**EXCERPTED DATA**
-------
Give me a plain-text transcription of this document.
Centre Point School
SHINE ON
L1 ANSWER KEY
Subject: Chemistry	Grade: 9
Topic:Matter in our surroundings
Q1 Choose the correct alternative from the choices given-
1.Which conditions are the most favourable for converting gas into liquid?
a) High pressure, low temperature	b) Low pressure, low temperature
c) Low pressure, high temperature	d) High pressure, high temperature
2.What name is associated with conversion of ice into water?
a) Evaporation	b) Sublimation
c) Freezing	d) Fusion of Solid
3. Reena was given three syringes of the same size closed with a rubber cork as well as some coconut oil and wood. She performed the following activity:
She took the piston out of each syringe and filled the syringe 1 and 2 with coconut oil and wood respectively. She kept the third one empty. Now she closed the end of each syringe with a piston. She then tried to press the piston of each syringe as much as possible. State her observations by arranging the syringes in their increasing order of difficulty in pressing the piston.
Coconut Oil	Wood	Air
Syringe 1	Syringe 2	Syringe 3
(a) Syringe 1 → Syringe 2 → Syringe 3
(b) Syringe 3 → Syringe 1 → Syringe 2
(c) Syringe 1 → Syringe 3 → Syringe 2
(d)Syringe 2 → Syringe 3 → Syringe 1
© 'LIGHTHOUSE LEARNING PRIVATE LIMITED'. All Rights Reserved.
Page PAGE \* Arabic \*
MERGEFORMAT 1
-------
**THE TASK**
Count every line in the preceding entries where the string "with" appears, then state only the total.

**FULL RESPONSE**
3